==== PAGE TEXT

As it turns out, the Set-AzureADUserExtension
cmdlet can set any attribute that Set-AzureADUser
can (or at least the ones I was interested in). With that in mind, I opted to combine the commands into a single instance of Set-AzureADUserExtension
and use the -ExtensionNameValues
parameter (which accepts a “dictionary of strings” or Dictionary<TKey,TValue> Class variable). The documentation for -ExtensionNameValues
lacks an example, and the Dictionary<TKey,TValue>[System.String,System.String] type was not immediately obvious to me, but I muscled through it and derived the following:
-
Install the Azure AD PowerShell module and authenticate:
Install-Module AzureAD Connect-AzureAD
-
Create a dictionary of strings to store the attribute/value pairs:
$setAzureADUserExtensionValues = New-Object 'System.Collections.Generic.Dictionary[String,String]'
-
Add attribute/value pairs to the dictionary:
Note that the first value in each pair is the name of the Azure AD account attribute and the second pair is the desired value of the attribute.$setAzureADUserExtensionValues.Add("CompanyName", "E Corp") $setAzureADUserExtensionValues.Add("JobTitle", "CEO") $setAzureADUserExtensionValues.Add("GivenName", "Phillip") $setAzureADUserExtensionValues.Add("Surname", "Price") $setAzureADUserExtensionValues.Add("DisplayName", "Phillip Price") $setAzureADUserExtensionValues.Add("PhysicalDeliveryOfficeName", "135 East 57th Street") $setAzureADUserExtensionValues.Add("extensionAttribute10", "CW892451")

========

**WORK ITEM A:** According to the Azure AD PowerShell text, what does the -ExtensionNameValues parameter accept?
**WORK ITEM B:** For each statement below, say whether it agrees with the Azure AD PowerShell text, answering yes or no and quoting the deciding words of the text: (i) The documentation for -ExtensionNameValues includes an example. (ii) The commands were combined into one instance of Set-AzureADUserExtension. (iii) In each pair added to the dictionary, the first value is the desired value of the attribute.
**WORK ITEM C:** Carry on the Azure AD PowerShell text from the point where it stops.
The data after this point is separate material, unrelated to the Azure AD PowerShell text.

==== EXTRACTED ENTRIES

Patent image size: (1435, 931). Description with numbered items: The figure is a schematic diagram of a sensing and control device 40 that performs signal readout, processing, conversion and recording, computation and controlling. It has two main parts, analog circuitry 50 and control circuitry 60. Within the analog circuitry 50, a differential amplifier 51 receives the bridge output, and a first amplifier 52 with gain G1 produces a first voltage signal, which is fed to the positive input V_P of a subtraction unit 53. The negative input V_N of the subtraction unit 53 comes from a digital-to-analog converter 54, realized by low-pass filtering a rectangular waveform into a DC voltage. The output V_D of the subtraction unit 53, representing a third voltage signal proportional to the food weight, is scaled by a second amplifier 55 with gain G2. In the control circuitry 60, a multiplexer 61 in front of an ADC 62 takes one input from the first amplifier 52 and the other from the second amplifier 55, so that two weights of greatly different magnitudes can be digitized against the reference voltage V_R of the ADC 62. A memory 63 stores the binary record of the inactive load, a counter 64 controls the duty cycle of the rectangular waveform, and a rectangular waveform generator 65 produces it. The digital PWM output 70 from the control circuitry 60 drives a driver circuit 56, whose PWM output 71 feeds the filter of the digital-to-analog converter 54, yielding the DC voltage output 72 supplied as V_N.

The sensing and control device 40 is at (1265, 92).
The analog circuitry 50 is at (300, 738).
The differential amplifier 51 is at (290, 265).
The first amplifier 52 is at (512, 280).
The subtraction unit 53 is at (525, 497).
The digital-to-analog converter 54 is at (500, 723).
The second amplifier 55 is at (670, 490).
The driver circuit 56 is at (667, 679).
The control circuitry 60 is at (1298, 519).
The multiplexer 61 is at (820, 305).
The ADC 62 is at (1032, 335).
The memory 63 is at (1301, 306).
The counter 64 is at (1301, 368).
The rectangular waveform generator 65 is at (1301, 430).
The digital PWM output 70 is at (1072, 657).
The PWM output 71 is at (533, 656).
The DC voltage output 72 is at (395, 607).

========

**RESPONSE AREA A:** A "dictionary of strings" or Dictionary<TKey,TValue> Class variable.

**RESPONSE AREA B:**
(i) No: "The documentation for -ExtensionNameValues lacks an example"
(ii) Yes: "I opted to combine the commands into a single instance of Set-AzureADUserExtension"
(iii) No: "the first value in each pair is the name of the Azure AD account attribute"

**RESPONSE AREA C:**
-
Finally, set the attributes on an Azure AD account:
Set-AzureADUserExtension -ObjectID 32ac1405-ee40-4eff-ac14-6ddd9ae99a9b -ExtensionNameValues $setAzureADUserExtensionValues
Pump users and values through that in a loop, and you can update most (all?) attributes on an Azure AD account (including Guest and B2B users) with a single cmdlet. I hope this helps someone looking to achieve a similar result.